■ Do this
Return the records that follow unaltered. Omit every picture.

Dataset records:
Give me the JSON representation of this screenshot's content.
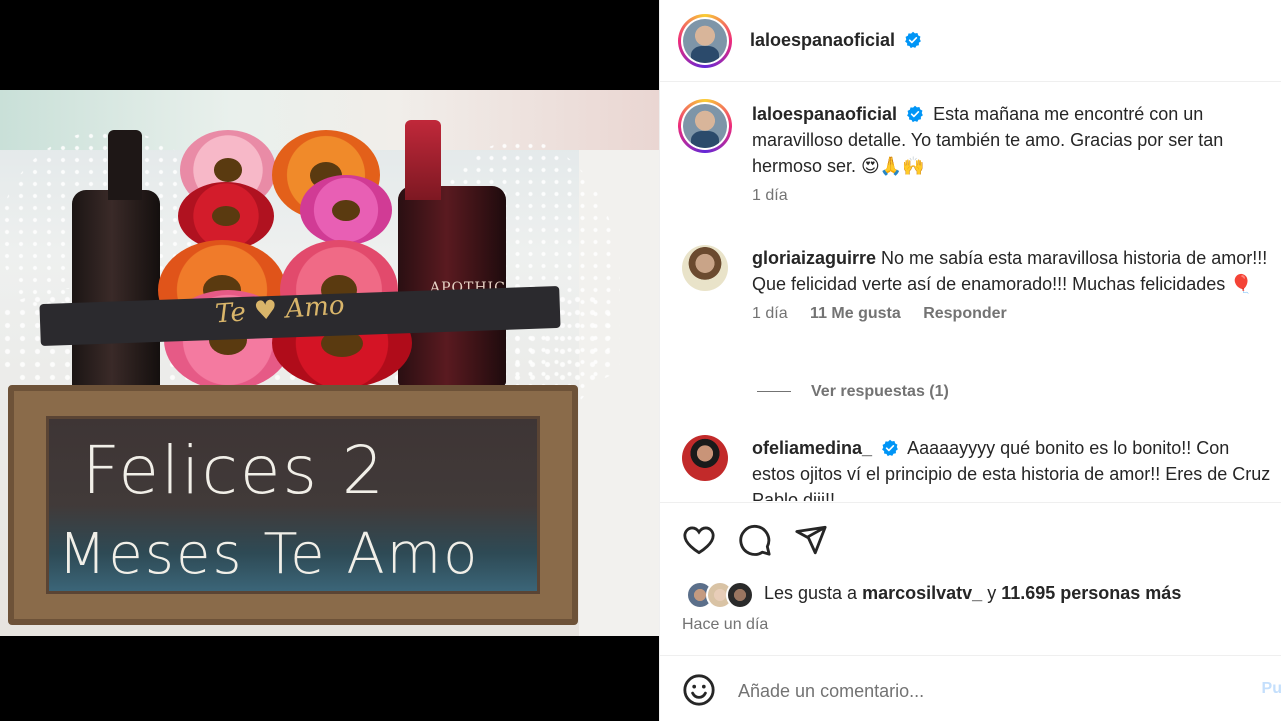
{
  "post": {
    "image_text": {
      "line1": "Felices 2",
      "line2": "Meses Te Amo",
      "ribbon": "Te ♥ Amo"
    }
  },
  "header": {
    "username": "laloespanaoficial",
    "verified": true
  },
  "comments": [
    {
      "username": "laloespanaoficial",
      "verified": true,
      "text": "Esta mañana me encontré con un maravilloso detalle. Yo también te amo. Gracias por ser tan hermoso ser. 😍🙏🙌",
      "time": "1 día"
    },
    {
      "username": "gloriaizaguirre",
      "verified": false,
      "text": "No me sabía esta maravillosa historia de amor!!! Que felicidad verte así de enamorado!!! Muchas felicidades 🎈",
      "time": "1 día",
      "likes": "11 Me gusta",
      "reply": "Responder",
      "view_replies": "Ver respuestas (1)"
    },
    {
      "username": "ofeliamedina_",
      "verified": true,
      "text": "Aaaaayyyy qué bonito es lo bonito!! Con estos ojitos ví el principio de esta historia de amor!! Eres de Cruz Pablo diji!!",
      "time": ""
    }
  ],
  "actions": {
    "like_prefix": "Les gusta a",
    "liked_by": "marcosilvatv_",
    "and": "y",
    "others": "11.695 personas más",
    "posted": "Hace un día"
  },
  "add_comment": {
    "placeholder": "Añade un comentario...",
    "post_label": "Pu"
  },
  "icons": [
    "heart-icon",
    "comment-icon",
    "share-icon",
    "emoji-icon",
    "verified-icon"
  ],
  "colors": {
    "verified": "#0095f6",
    "link_blue": "#c4dffc",
    "muted": "#737373"
  }
}
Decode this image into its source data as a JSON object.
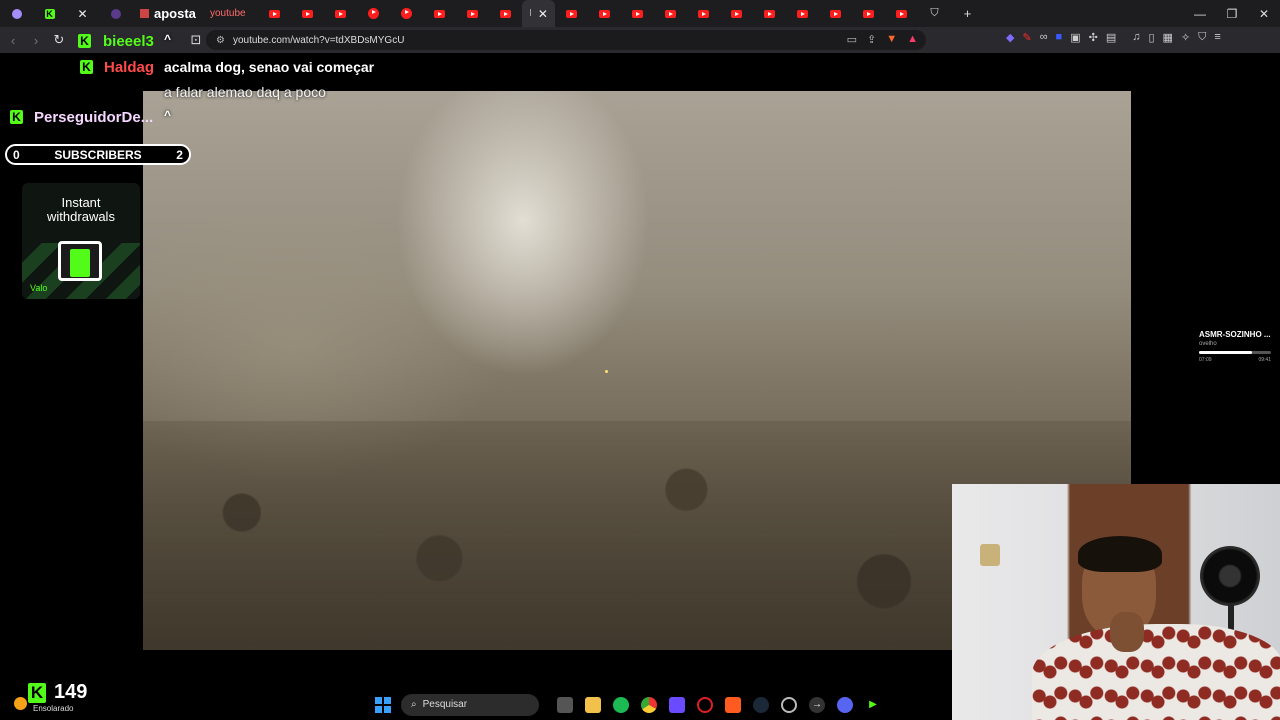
{
  "browser": {
    "tabs": [
      {
        "label": "",
        "icon": "tab-favicon-purple"
      },
      {
        "label": "",
        "icon": "kick-favicon"
      },
      {
        "label": "",
        "icon": "x-favicon"
      },
      {
        "label": "",
        "icon": "tab-favicon-purple"
      },
      {
        "label": "aposta",
        "icon": "tab-favicon"
      },
      {
        "label": "youtube",
        "icon": "tab-text"
      },
      {
        "label": "",
        "icon": "youtube-favicon"
      },
      {
        "label": "",
        "icon": "youtube-favicon"
      },
      {
        "label": "",
        "icon": "youtube-favicon"
      },
      {
        "label": "",
        "icon": "youtube-favicon"
      },
      {
        "label": "",
        "icon": "youtube-favicon"
      },
      {
        "label": "",
        "icon": "youtube-favicon"
      },
      {
        "label": "",
        "icon": "youtube-favicon"
      },
      {
        "label": "",
        "icon": "youtube-favicon"
      },
      {
        "label": "",
        "icon": "active-tab"
      },
      {
        "label": "",
        "icon": "youtube-favicon"
      },
      {
        "label": "",
        "icon": "youtube-favicon"
      },
      {
        "label": "",
        "icon": "youtube-favicon"
      },
      {
        "label": "",
        "icon": "youtube-favicon"
      },
      {
        "label": "",
        "icon": "youtube-favicon"
      },
      {
        "label": "",
        "icon": "youtube-favicon"
      },
      {
        "label": "",
        "icon": "youtube-favicon"
      },
      {
        "label": "",
        "icon": "youtube-favicon"
      },
      {
        "label": "",
        "icon": "youtube-favicon"
      },
      {
        "label": "",
        "icon": "youtube-favicon"
      },
      {
        "label": "",
        "icon": "youtube-favicon"
      },
      {
        "label": "",
        "icon": "youtube-favicon"
      },
      {
        "label": "",
        "icon": "youtube-favicon"
      },
      {
        "label": "",
        "icon": "youtube-favicon"
      }
    ],
    "url": "youtube.com/watch?v=tdXBDsMYGcU"
  },
  "chat": {
    "top_user": "bieeel3",
    "top_user_suffix": "^",
    "message_user": "Haldag",
    "message_line1": "acalma dog, senao vai começar",
    "message_line2": "a falar alemao daq a poco",
    "aposta_text": "aposta",
    "follower": "PerseguidorDe...",
    "follower_suffix": "^"
  },
  "subscribers": {
    "label": "SUBSCRIBERS",
    "start": "0",
    "goal": "2"
  },
  "ad": {
    "line1": "Instant",
    "line2": "withdrawals",
    "badge": "Valo"
  },
  "mini_player": {
    "title": "ASMR-SOZINHO ...",
    "subtitle": "ovelho",
    "time_start": "07:09",
    "time_end": "09:41",
    "progress": 0.74
  },
  "stream": {
    "viewer_count": "149"
  },
  "weather": {
    "label": "Ensolarado"
  },
  "taskbar": {
    "search_placeholder": "Pesquisar",
    "apps": [
      "task-view-icon",
      "file-explorer-icon",
      "spotify-icon",
      "chrome-icon",
      "app-grid-icon",
      "opera-icon",
      "brave-icon",
      "steam-icon",
      "settings-icon",
      "arrow-app-icon",
      "discord-icon",
      "kick-app-icon"
    ]
  },
  "colors": {
    "kick_green": "#53fc18",
    "haldag_red": "#ff4a4a",
    "youtube_red": "#ff1e1e"
  }
}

■ Task result
Give me the JSON representation of this screenshot's content.
{
  "post": {
    "image_text": {
      "line1": "Felices 2",
      "line2": "Meses Te Amo",
      "ribbon": "Te ♥ Amo"
    }
  },
  "header": {
    "username": "laloespanaoficial",
    "verified": true
  },
  "comments": [
    {
      "username": "laloespanaoficial",
      "verified": true,
      "text": "Esta mañana me encontré con un maravilloso detalle. Yo también te amo. Gracias por ser tan hermoso ser. 😍🙏🙌",
      "time": "1 día"
    },
    {
      "username": "gloriaizaguirre",
      "verified": false,
      "text": "No me sabía esta maravillosa historia de amor!!! Que felicidad verte así de enamorado!!! Muchas felicidades 🎈",
      "time": "1 día",
      "likes": "11 Me gusta",
      "reply": "Responder",
      "view_replies": "Ver respuestas (1)"
    },
    {
      "username": "ofeliamedina_",
      "verified": true,
      "text": "Aaaaayyyy qué bonito es lo bonito!! Con estos ojitos ví el principio de esta historia de amor!! Eres de Cruz Pablo diji!!",
      "time": ""
    }
  ],
  "actions": {
    "like_prefix": "Les gusta a",
    "liked_by": "marcosilvatv_",
    "and": "y",
    "others": "11.695 personas más",
    "posted": "Hace un día"
  },
  "add_comment": {
    "placeholder": "Añade un comentario...",
    "post_label": "Pu"
  },
  "icons": [
    "heart-icon",
    "comment-icon",
    "share-icon",
    "emoji-icon",
    "verified-icon"
  ],
  "colors": {
    "verified": "#0095f6",
    "link_blue": "#c4dffc",
    "muted": "#737373"
  }
}
Decode this image into its source data as a JSON object.
{
  "browser": {
    "tabs": [
      {
        "label": "",
        "icon": "tab-favicon-purple"
      },
      {
        "label": "",
        "icon": "kick-favicon"
      },
      {
        "label": "",
        "icon": "x-favicon"
      },
      {
        "label": "",
        "icon": "tab-favicon-purple"
      },
      {
        "label": "aposta",
        "icon": "tab-favicon"
      },
      {
        "label": "youtube",
        "icon": "tab-text"
      },
      {
        "label": "",
        "icon": "youtube-favicon"
      },
      {
        "label": "",
        "icon": "youtube-favicon"
      },
      {
        "label": "",
        "icon": "youtube-favicon"
      },
      {
        "label": "",
        "icon": "youtube-favicon"
      },
      {
        "label": "",
        "icon": "youtube-favicon"
      },
      {
        "label": "",
        "icon": "youtube-favicon"
      },
      {
        "label": "",
        "icon": "youtube-favicon"
      },
      {
        "label": "",
        "icon": "youtube-favicon"
      },
      {
        "label": "",
        "icon": "active-tab"
      },
      {
        "label": "",
        "icon": "youtube-favicon"
      },
      {
        "label": "",
        "icon": "youtube-favicon"
      },
      {
        "label": "",
        "icon": "youtube-favicon"
      },
      {
        "label": "",
        "icon": "youtube-favicon"
      },
      {
        "label": "",
        "icon": "youtube-favicon"
      },
      {
        "label": "",
        "icon": "youtube-favicon"
      },
      {
        "label": "",
        "icon": "youtube-favicon"
      },
      {
        "label": "",
        "icon": "youtube-favicon"
      },
      {
        "label": "",
        "icon": "youtube-favicon"
      },
      {
        "label": "",
        "icon": "youtube-favicon"
      },
      {
        "label": "",
        "icon": "youtube-favicon"
      },
      {
        "label": "",
        "icon": "youtube-favicon"
      },
      {
        "label": "",
        "icon": "youtube-favicon"
      },
      {
        "label": "",
        "icon": "youtube-favicon"
      }
    ],
    "url": "youtube.com/watch?v=tdXBDsMYGcU"
  },
  "chat": {
    "top_user": "bieeel3",
    "top_user_suffix": "^",
    "message_user": "Haldag",
    "message_line1": "acalma dog, senao vai começar",
    "message_line2": "a falar alemao daq a poco",
    "aposta_text": "aposta",
    "follower": "PerseguidorDe...",
    "follower_suffix": "^"
  },
  "subscribers": {
    "label": "SUBSCRIBERS",
    "start": "0",
    "goal": "2"
  },
  "ad": {
    "line1": "Instant",
    "line2": "withdrawals",
    "badge": "Valo"
  },
  "mini_player": {
    "title": "ASMR-SOZINHO ...",
    "subtitle": "ovelho",
    "time_start": "07:09",
    "time_end": "09:41",
    "progress": 0.74
  },
  "stream": {
    "viewer_count": "149"
  },
  "weather": {
    "label": "Ensolarado"
  },
  "taskbar": {
    "search_placeholder": "Pesquisar",
    "apps": [
      "task-view-icon",
      "file-explorer-icon",
      "spotify-icon",
      "chrome-icon",
      "app-grid-icon",
      "opera-icon",
      "brave-icon",
      "steam-icon",
      "settings-icon",
      "arrow-app-icon",
      "discord-icon",
      "kick-app-icon"
    ]
  },
  "colors": {
    "kick_green": "#53fc18",
    "haldag_red": "#ff4a4a",
    "youtube_red": "#ff1e1e"
  }
}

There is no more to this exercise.